#### Passage
- - - - - - -
Emerging growth company
If an emerging growth company, indicate by check mark if the registrant has elected not to use the extended transition period for complying with any new or revised financial accounting standards provided pursuant to Section 13(a) of the Exchange Act. ☐
Item 5.02 Departure of Directors or Certain Officers; Election of Directors; Appointment of Certain Officers; Compensatory Arrangements of Certain Officers.
On February 24, 2026, Mary McDowell notified the Board of Directors (the "Board") of TechTarget, Inc. (the "Company") of her intent to resign as the Chair of the Board and as a director, effective as of February 27, 2026. The decision of Ms. McDowell to resign from the Board was not the result of any disagreement between Ms. McDowell and the Company, its management, the Board or any committee thereof, or with respect to any matter relating to the Company’s operations, policies, or practices. The Company and the Board sincerely thank Ms. McDowell for her invaluable contributions to the Company.
- - - - - - -
#### Stored rows

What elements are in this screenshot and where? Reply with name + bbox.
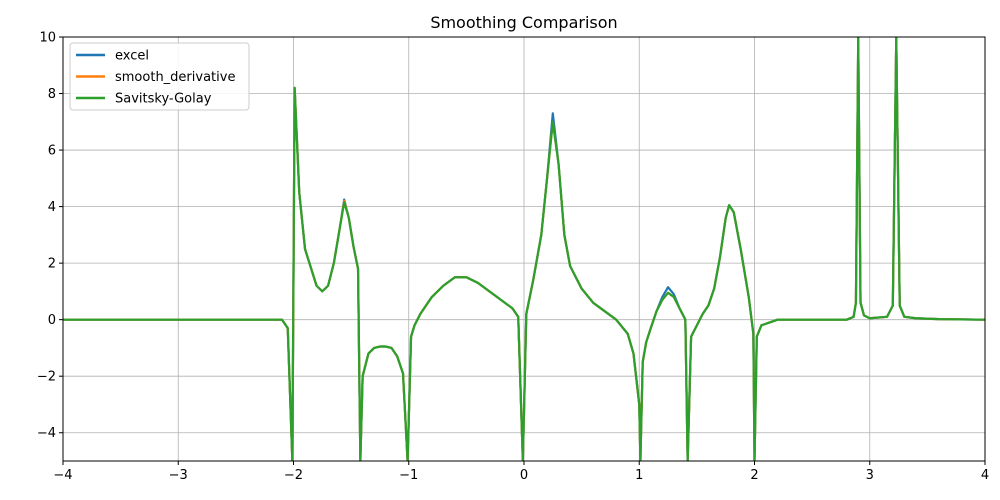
x-tick-label: 1: [635, 468, 643, 483]
x-tick-label: −3: [169, 468, 188, 483]
legend-label: excel: [115, 49, 149, 64]
y-tick-label: 10: [39, 31, 56, 46]
y-tick-label: 0: [48, 313, 56, 328]
series-layer: [63, 37, 985, 461]
y-tick-label: −4: [37, 426, 56, 441]
legend-box: [69, 42, 250, 111]
y-tick-label: 2: [48, 257, 56, 272]
chart-title: Smoothing Comparison: [430, 13, 617, 32]
x-tick-label: −2: [284, 468, 303, 483]
legend-label: Savitsky-Golay: [115, 92, 212, 107]
x-tick-label: 3: [866, 468, 874, 483]
x-tick-label: −1: [399, 468, 418, 483]
y-tick-label: 4: [48, 200, 56, 215]
y-tick-label: −2: [37, 370, 56, 385]
x-tick-label: 4: [981, 468, 989, 483]
x-tick-label: 0: [520, 468, 528, 483]
x-tick-label: 2: [750, 468, 758, 483]
y-tick-label: 6: [48, 144, 56, 159]
legend-label: smooth_derivative: [115, 70, 235, 85]
x-tick-label: −4: [53, 468, 72, 483]
legend: excel smooth_derivative Savitsky-Golay: [69, 42, 250, 111]
series-line-savitsky-golay: [63, 37, 985, 461]
tick-layer: −4 −3 −2 −1 0 1 2 3 4 −4 −2 0 2 4 6 8 10: [37, 31, 989, 484]
y-tick-label: 8: [48, 87, 56, 102]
- - - - - - -
#### To do
• a. Reproduce the passage about Mary McDowell's resignation from the TechTarget board word for word, in its entirety.
• b. Render everything in the listing from the line containing "x-tick-label: 1: [635, 468, 643, 483]" down to the line containing "y-tick-label: 2: [48, 257, 56, 272]", both included, as a numbered list, leaving out any blank lines. Include only those lines.

#### Task-by-task answers
• a.
Emerging growth company
If an emerging growth company, indicate by check mark if the registrant has elected not to use the extended transition period for complying with any new or revised financial accounting standards provided pursuant to Section 13(a) of the Exchange Act. ☐
Item 5.02 Departure of Directors or Certain Officers; Election of Directors; Appointment of Certain Officers; Compensatory Arrangements of Certain Officers.
On February 24, 2026, Mary McDowell notified the Board of Directors (the "Board") of TechTarget, Inc. (the "Company") of her intent to resign as the Chair of the Board and as a director, effective as of February 27, 2026. The decision of Ms. McDowell to resign from the Board was not the result of any disagreement between Ms. McDowell and the Company, its management, the Board or any committee thereof, or with respect to any matter relating to the Company’s operations, policies, or practices. The Company and the Board sincerely thank Ms. McDowell for her invaluable contributions to the Company.

• b.
1. x-tick-label: 1: [635, 468, 643, 483]
2. x-tick-label: −3: [169, 468, 188, 483]
3. legend-label: excel: [115, 49, 149, 64]
4. y-tick-label: 10: [39, 31, 56, 46]
5. y-tick-label: 0: [48, 313, 56, 328]
6. series-layer: [63, 37, 985, 461]
7. y-tick-label: −4: [37, 426, 56, 441]
8. legend-box: [69, 42, 250, 111]
9. y-tick-label: 2: [48, 257, 56, 272]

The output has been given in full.